REQUIRED TASK: Find each line with the string "клиентов" and copy it.

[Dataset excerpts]
--- Begin ---

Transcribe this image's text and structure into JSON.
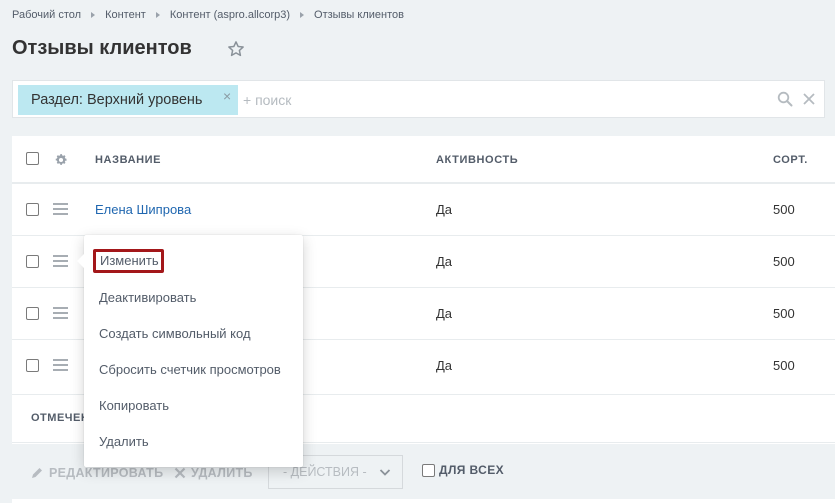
{
  "breadcrumbs": [
    "Рабочий стол",
    "Контент",
    "Контент (aspro.allcorp3)",
    "Отзывы клиентов"
  ],
  "page": {
    "title": "Отзывы клиентов"
  },
  "filter": {
    "chip_label": "Раздел: Верхний уровень",
    "chip_close": "×",
    "search_placeholder": "+ поиск"
  },
  "grid": {
    "columns": {
      "name": "НАЗВАНИЕ",
      "active": "АКТИВНОСТЬ",
      "sort": "СОРТ."
    },
    "rows": [
      {
        "name": "Елена Шипрова",
        "active": "Да",
        "sort": "500"
      },
      {
        "name": "",
        "active": "Да",
        "sort": "500"
      },
      {
        "name": "",
        "active": "Да",
        "sort": "500"
      },
      {
        "name": "",
        "active": "Да",
        "sort": "500"
      }
    ],
    "marked_label": "ОТМЕЧЕН"
  },
  "actions": {
    "edit_label": "РЕДАКТИРОВАТЬ",
    "delete_label": "УДАЛИТЬ",
    "select_label": "- ДЕЙСТВИЯ -",
    "for_all_label": "ДЛЯ ВСЕХ"
  },
  "context_menu": {
    "items": [
      "Изменить",
      "Деактивировать",
      "Создать символьный код",
      "Сбросить счетчик просмотров",
      "Копировать",
      "Удалить"
    ]
  },
  "colors": {
    "accent_link": "#2067b0",
    "chip_bg": "#bce8f1",
    "highlight_border": "#a3171a",
    "page_bg": "#eef2f4"
  }
}
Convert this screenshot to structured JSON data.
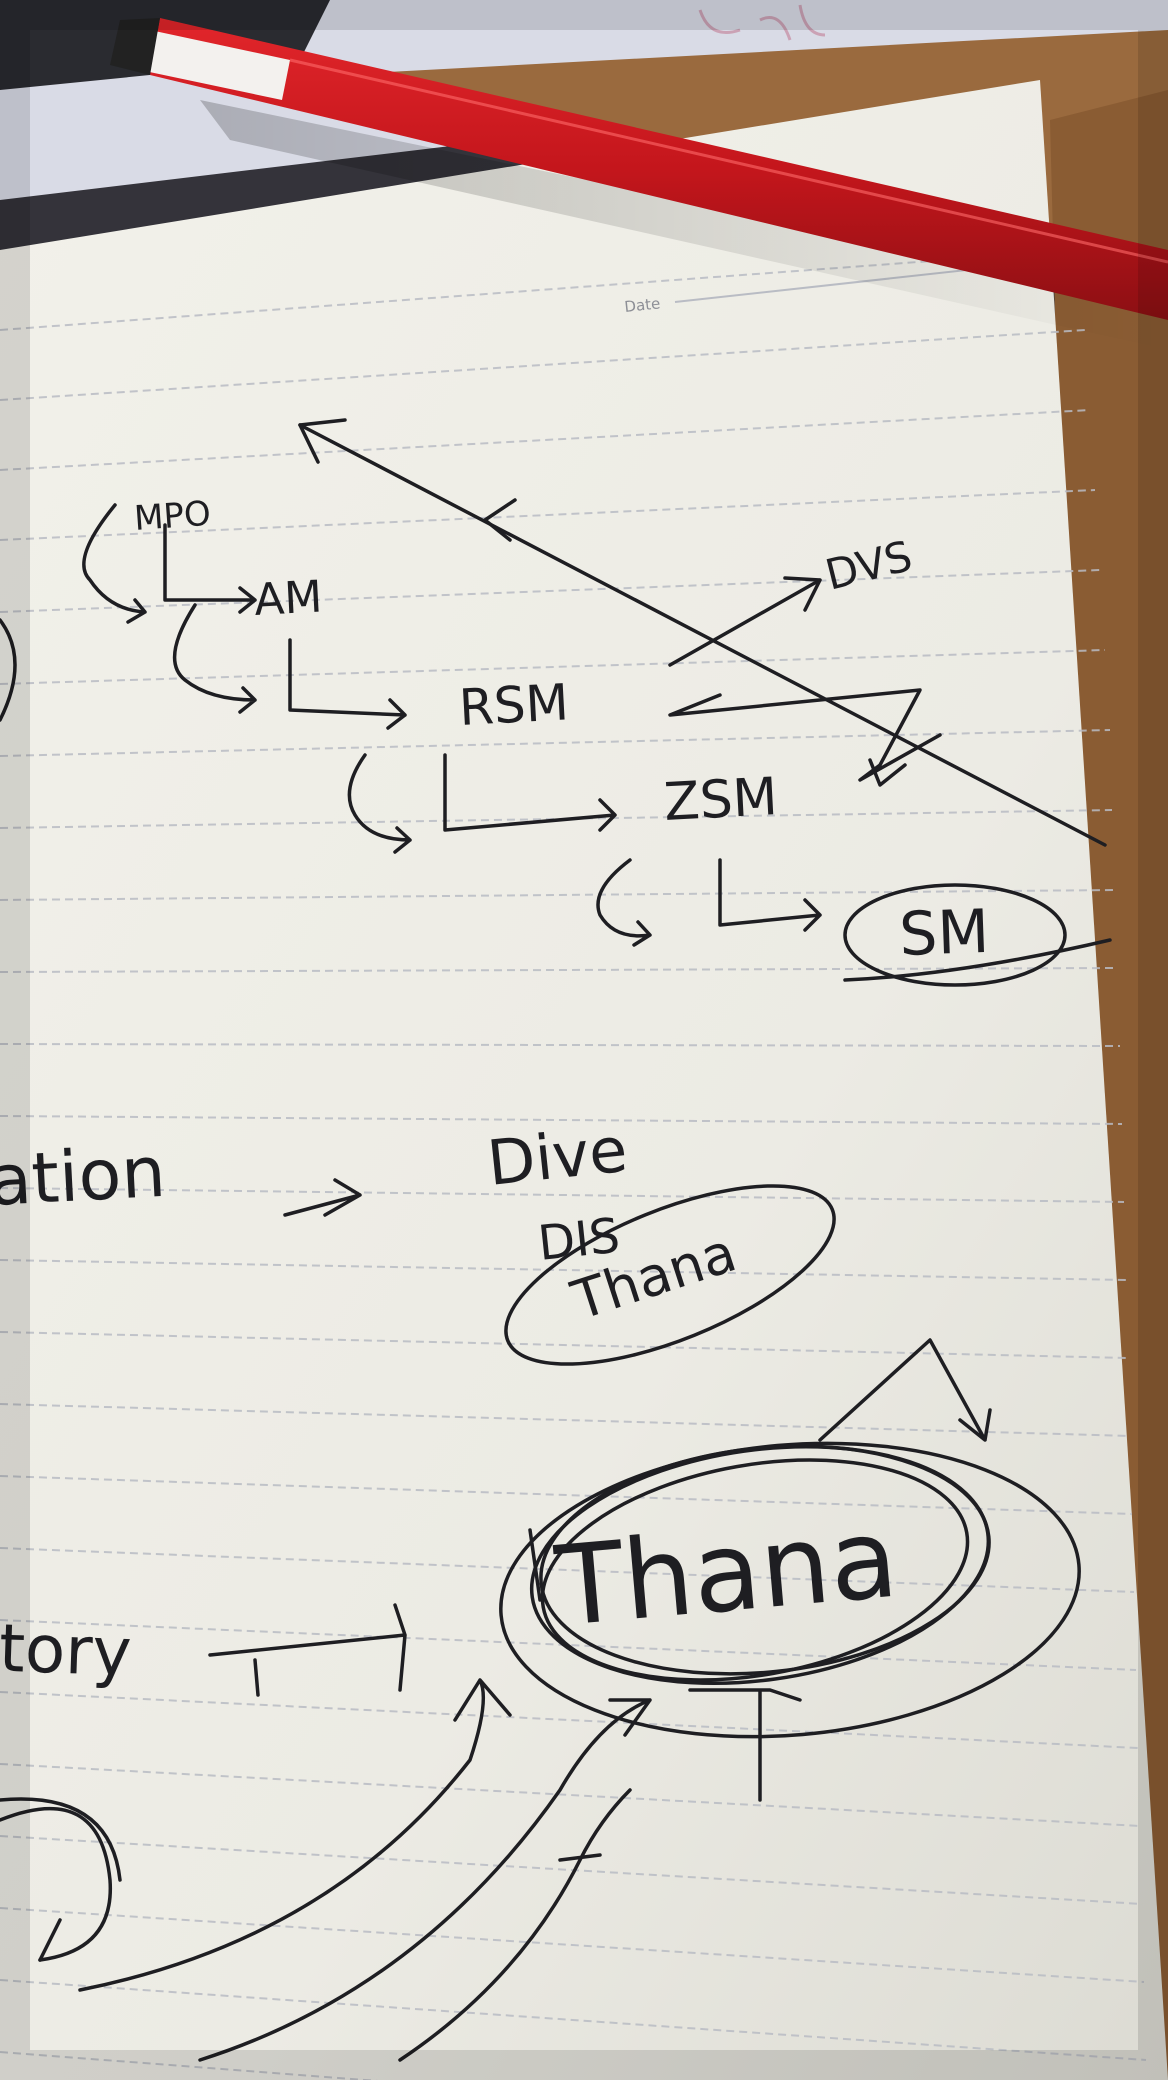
{
  "photo": {
    "subject": "handwritten notes on a lined notepad with a red pencil",
    "printed_text": {
      "date_label": "Date"
    },
    "handwriting": {
      "hierarchy": [
        "MPO",
        "AM",
        "RSM",
        "ZSM",
        "SM"
      ],
      "upward_label": "DVS",
      "partial_left_1": "ation",
      "middle_words": [
        "Dive",
        "DIS",
        "Thana"
      ],
      "big_word": "Thana",
      "partial_left_2": "itory"
    },
    "colors": {
      "paper": "#ecebe4",
      "rule_line": "#b9bcc4",
      "ink": "#1e1e22",
      "pencil_red": "#c4161c",
      "desk": "#9a6a3e"
    }
  }
}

--- End ---

ANSWER TO THE TASK:
    "Отзывы клиентов"
    "title": "Отзывы клиентов"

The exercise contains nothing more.